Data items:
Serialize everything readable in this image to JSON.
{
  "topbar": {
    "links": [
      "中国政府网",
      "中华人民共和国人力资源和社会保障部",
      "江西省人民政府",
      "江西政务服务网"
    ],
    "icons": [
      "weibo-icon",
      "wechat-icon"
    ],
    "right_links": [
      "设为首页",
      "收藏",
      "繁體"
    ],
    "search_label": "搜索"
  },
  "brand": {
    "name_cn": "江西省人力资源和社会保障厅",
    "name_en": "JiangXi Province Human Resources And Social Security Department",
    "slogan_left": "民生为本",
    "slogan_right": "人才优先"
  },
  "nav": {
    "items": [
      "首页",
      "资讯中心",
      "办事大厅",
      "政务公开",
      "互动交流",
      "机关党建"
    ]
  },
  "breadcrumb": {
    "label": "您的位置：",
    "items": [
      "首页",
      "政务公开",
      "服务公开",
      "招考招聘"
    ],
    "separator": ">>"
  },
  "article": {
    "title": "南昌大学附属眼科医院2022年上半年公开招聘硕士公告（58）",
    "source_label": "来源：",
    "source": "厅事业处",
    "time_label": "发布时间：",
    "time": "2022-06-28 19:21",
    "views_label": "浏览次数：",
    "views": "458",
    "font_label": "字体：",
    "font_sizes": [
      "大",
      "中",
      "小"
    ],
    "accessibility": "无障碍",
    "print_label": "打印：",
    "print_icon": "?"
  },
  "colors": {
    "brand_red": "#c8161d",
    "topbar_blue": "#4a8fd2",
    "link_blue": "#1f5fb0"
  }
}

Your goal: Output the listing above without altering a single character.

Task answer:
Serialize everything readable in this image to JSON.
{
  "topbar": {
    "links": [
      "中国政府网",
      "中华人民共和国人力资源和社会保障部",
      "江西省人民政府",
      "江西政务服务网"
    ],
    "icons": [
      "weibo-icon",
      "wechat-icon"
    ],
    "right_links": [
      "设为首页",
      "收藏",
      "繁體"
    ],
    "search_label": "搜索"
  },
  "brand": {
    "name_cn": "江西省人力资源和社会保障厅",
    "name_en": "JiangXi Province Human Resources And Social Security Department",
    "slogan_left": "民生为本",
    "slogan_right": "人才优先"
  },
  "nav": {
    "items": [
      "首页",
      "资讯中心",
      "办事大厅",
      "政务公开",
      "互动交流",
      "机关党建"
    ]
  },
  "breadcrumb": {
    "label": "您的位置：",
    "items": [
      "首页",
      "政务公开",
      "服务公开",
      "招考招聘"
    ],
    "separator": ">>"
  },
  "article": {
    "title": "南昌大学附属眼科医院2022年上半年公开招聘硕士公告（58）",
    "source_label": "来源：",
    "source": "厅事业处",
    "time_label": "发布时间：",
    "time": "2022-06-28 19:21",
    "views_label": "浏览次数：",
    "views": "458",
    "font_label": "字体：",
    "font_sizes": [
      "大",
      "中",
      "小"
    ],
    "accessibility": "无障碍",
    "print_label": "打印：",
    "print_icon": "?"
  },
  "colors": {
    "brand_red": "#c8161d",
    "topbar_blue": "#4a8fd2",
    "link_blue": "#1f5fb0"
  }
}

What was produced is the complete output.